** start of Material shown **

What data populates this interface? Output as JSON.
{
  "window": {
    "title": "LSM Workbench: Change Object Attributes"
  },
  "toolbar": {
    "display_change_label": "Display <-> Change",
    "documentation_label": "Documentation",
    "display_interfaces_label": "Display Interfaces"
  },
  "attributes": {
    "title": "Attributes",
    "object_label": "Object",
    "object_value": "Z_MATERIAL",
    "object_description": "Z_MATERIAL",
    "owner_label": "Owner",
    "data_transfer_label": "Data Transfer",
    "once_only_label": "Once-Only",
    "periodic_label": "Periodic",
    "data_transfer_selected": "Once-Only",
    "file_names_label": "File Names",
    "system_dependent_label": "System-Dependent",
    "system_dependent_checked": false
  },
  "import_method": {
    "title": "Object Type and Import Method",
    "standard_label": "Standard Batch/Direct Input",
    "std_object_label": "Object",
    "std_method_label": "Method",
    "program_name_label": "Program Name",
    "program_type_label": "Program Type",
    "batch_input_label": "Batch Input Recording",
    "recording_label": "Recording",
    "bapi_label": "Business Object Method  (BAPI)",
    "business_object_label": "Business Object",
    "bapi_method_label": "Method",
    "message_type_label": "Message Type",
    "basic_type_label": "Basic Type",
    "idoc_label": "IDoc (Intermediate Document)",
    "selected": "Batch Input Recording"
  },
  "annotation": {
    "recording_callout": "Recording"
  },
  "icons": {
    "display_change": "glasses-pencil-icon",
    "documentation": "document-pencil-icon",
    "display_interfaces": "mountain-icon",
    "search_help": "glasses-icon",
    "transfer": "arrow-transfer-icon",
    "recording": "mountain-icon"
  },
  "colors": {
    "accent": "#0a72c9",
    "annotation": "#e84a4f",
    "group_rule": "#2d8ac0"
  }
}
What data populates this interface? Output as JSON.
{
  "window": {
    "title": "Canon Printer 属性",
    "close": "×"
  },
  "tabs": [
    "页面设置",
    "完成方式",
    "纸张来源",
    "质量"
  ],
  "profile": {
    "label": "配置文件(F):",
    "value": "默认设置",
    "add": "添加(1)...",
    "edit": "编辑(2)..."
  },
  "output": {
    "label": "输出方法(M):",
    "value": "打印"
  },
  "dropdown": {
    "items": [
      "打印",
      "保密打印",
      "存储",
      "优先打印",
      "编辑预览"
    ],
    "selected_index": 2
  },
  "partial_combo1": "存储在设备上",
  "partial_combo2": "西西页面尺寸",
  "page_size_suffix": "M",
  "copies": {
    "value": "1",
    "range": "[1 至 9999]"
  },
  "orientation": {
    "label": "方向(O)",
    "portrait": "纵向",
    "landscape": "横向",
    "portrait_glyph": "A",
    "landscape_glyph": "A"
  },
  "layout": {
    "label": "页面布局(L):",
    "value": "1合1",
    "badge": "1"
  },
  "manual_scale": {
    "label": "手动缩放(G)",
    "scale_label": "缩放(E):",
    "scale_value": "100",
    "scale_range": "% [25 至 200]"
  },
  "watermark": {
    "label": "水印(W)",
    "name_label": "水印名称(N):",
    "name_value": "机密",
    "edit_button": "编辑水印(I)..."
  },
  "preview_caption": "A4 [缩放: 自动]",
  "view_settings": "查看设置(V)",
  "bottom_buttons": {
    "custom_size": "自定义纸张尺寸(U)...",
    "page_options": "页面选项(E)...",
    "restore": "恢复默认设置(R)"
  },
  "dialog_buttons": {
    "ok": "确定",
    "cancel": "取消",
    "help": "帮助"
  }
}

** end of Material shown **

Aim – Your task is to output the full set of records exactly as presented.

Worked answer –
What data populates this interface? Output as JSON.
{
  "window": {
    "title": "LSM Workbench: Change Object Attributes"
  },
  "toolbar": {
    "display_change_label": "Display <-> Change",
    "documentation_label": "Documentation",
    "display_interfaces_label": "Display Interfaces"
  },
  "attributes": {
    "title": "Attributes",
    "object_label": "Object",
    "object_value": "Z_MATERIAL",
    "object_description": "Z_MATERIAL",
    "owner_label": "Owner",
    "data_transfer_label": "Data Transfer",
    "once_only_label": "Once-Only",
    "periodic_label": "Periodic",
    "data_transfer_selected": "Once-Only",
    "file_names_label": "File Names",
    "system_dependent_label": "System-Dependent",
    "system_dependent_checked": false
  },
  "import_method": {
    "title": "Object Type and Import Method",
    "standard_label": "Standard Batch/Direct Input",
    "std_object_label": "Object",
    "std_method_label": "Method",
    "program_name_label": "Program Name",
    "program_type_label": "Program Type",
    "batch_input_label": "Batch Input Recording",
    "recording_label": "Recording",
    "bapi_label": "Business Object Method  (BAPI)",
    "business_object_label": "Business Object",
    "bapi_method_label": "Method",
    "message_type_label": "Message Type",
    "basic_type_label": "Basic Type",
    "idoc_label": "IDoc (Intermediate Document)",
    "selected": "Batch Input Recording"
  },
  "annotation": {
    "recording_callout": "Recording"
  },
  "icons": {
    "display_change": "glasses-pencil-icon",
    "documentation": "document-pencil-icon",
    "display_interfaces": "mountain-icon",
    "search_help": "glasses-icon",
    "transfer": "arrow-transfer-icon",
    "recording": "mountain-icon"
  },
  "colors": {
    "accent": "#0a72c9",
    "annotation": "#e84a4f",
    "group_rule": "#2d8ac0"
  }
}
What data populates this interface? Output as JSON.
{
  "window": {
    "title": "Canon Printer 属性",
    "close": "×"
  },
  "tabs": [
    "页面设置",
    "完成方式",
    "纸张来源",
    "质量"
  ],
  "profile": {
    "label": "配置文件(F):",
    "value": "默认设置",
    "add": "添加(1)...",
    "edit": "编辑(2)..."
  },
  "output": {
    "label": "输出方法(M):",
    "value": "打印"
  },
  "dropdown": {
    "items": [
      "打印",
      "保密打印",
      "存储",
      "优先打印",
      "编辑预览"
    ],
    "selected_index": 2
  },
  "partial_combo1": "存储在设备上",
  "partial_combo2": "西西页面尺寸",
  "page_size_suffix": "M",
  "copies": {
    "value": "1",
    "range": "[1 至 9999]"
  },
  "orientation": {
    "label": "方向(O)",
    "portrait": "纵向",
    "landscape": "横向",
    "portrait_glyph": "A",
    "landscape_glyph": "A"
  },
  "layout": {
    "label": "页面布局(L):",
    "value": "1合1",
    "badge": "1"
  },
  "manual_scale": {
    "label": "手动缩放(G)",
    "scale_label": "缩放(E):",
    "scale_value": "100",
    "scale_range": "% [25 至 200]"
  },
  "watermark": {
    "label": "水印(W)",
    "name_label": "水印名称(N):",
    "name_value": "机密",
    "edit_button": "编辑水印(I)..."
  },
  "preview_caption": "A4 [缩放: 自动]",
  "view_settings": "查看设置(V)",
  "bottom_buttons": {
    "custom_size": "自定义纸张尺寸(U)...",
    "page_options": "页面选项(E)...",
    "restore": "恢复默认设置(R)"
  },
  "dialog_buttons": {
    "ok": "确定",
    "cancel": "取消",
    "help": "帮助"
  }
}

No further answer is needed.